*WHAT IS BEING ASKED*
Copy each of the entries below faithfully, setting aside any pictures.
--- BEGIN RECORDED DATA ---
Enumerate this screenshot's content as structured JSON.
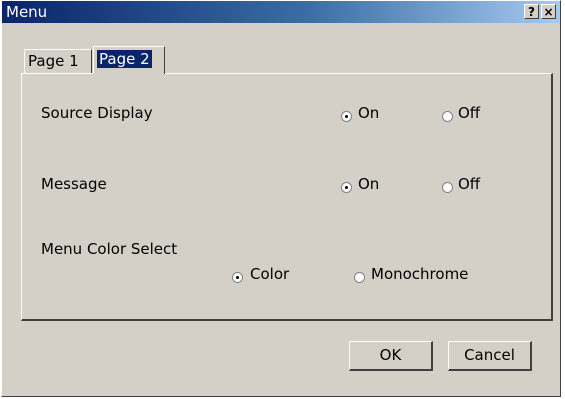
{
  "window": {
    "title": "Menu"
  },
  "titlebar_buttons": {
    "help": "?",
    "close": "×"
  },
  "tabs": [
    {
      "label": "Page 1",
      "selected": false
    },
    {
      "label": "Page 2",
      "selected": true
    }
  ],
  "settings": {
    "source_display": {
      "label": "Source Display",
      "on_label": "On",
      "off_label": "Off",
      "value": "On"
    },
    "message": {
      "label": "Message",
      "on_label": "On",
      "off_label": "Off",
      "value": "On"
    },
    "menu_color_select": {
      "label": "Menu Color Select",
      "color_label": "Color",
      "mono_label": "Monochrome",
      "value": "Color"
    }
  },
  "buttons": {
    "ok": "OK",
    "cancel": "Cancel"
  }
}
--- END RECORDED DATA ---
*TASK RESPONSE*
Enumerate this screenshot's content as structured JSON.
{
  "window": {
    "title": "Menu"
  },
  "titlebar_buttons": {
    "help": "?",
    "close": "×"
  },
  "tabs": [
    {
      "label": "Page 1",
      "selected": false
    },
    {
      "label": "Page 2",
      "selected": true
    }
  ],
  "settings": {
    "source_display": {
      "label": "Source Display",
      "on_label": "On",
      "off_label": "Off",
      "value": "On"
    },
    "message": {
      "label": "Message",
      "on_label": "On",
      "off_label": "Off",
      "value": "On"
    },
    "menu_color_select": {
      "label": "Menu Color Select",
      "color_label": "Color",
      "mono_label": "Monochrome",
      "value": "Color"
    }
  },
  "buttons": {
    "ok": "OK",
    "cancel": "Cancel"
  }
}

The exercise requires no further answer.